**STATED PROBLEM:**
Pull every line containing "ставала" from the entries.

**RECORDS TO PROCESS:**
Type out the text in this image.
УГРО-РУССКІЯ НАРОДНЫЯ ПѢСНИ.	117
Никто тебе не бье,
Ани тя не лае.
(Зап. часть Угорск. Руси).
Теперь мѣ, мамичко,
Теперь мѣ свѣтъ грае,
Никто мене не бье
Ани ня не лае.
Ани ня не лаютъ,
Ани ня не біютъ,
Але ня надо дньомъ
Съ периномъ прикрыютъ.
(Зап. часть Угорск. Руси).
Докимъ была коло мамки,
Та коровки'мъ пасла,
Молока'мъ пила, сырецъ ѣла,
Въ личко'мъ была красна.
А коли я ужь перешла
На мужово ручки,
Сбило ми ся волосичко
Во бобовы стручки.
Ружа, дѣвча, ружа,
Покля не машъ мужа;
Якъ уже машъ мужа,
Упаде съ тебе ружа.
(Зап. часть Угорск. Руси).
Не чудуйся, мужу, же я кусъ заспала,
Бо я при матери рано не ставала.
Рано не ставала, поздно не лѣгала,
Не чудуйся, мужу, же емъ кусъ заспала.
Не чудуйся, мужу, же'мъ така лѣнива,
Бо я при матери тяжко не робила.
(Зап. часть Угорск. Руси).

**FINAL RESULT:**
Бо я при матери рано не ставала.
Рано не ставала, поздно не лѣгала,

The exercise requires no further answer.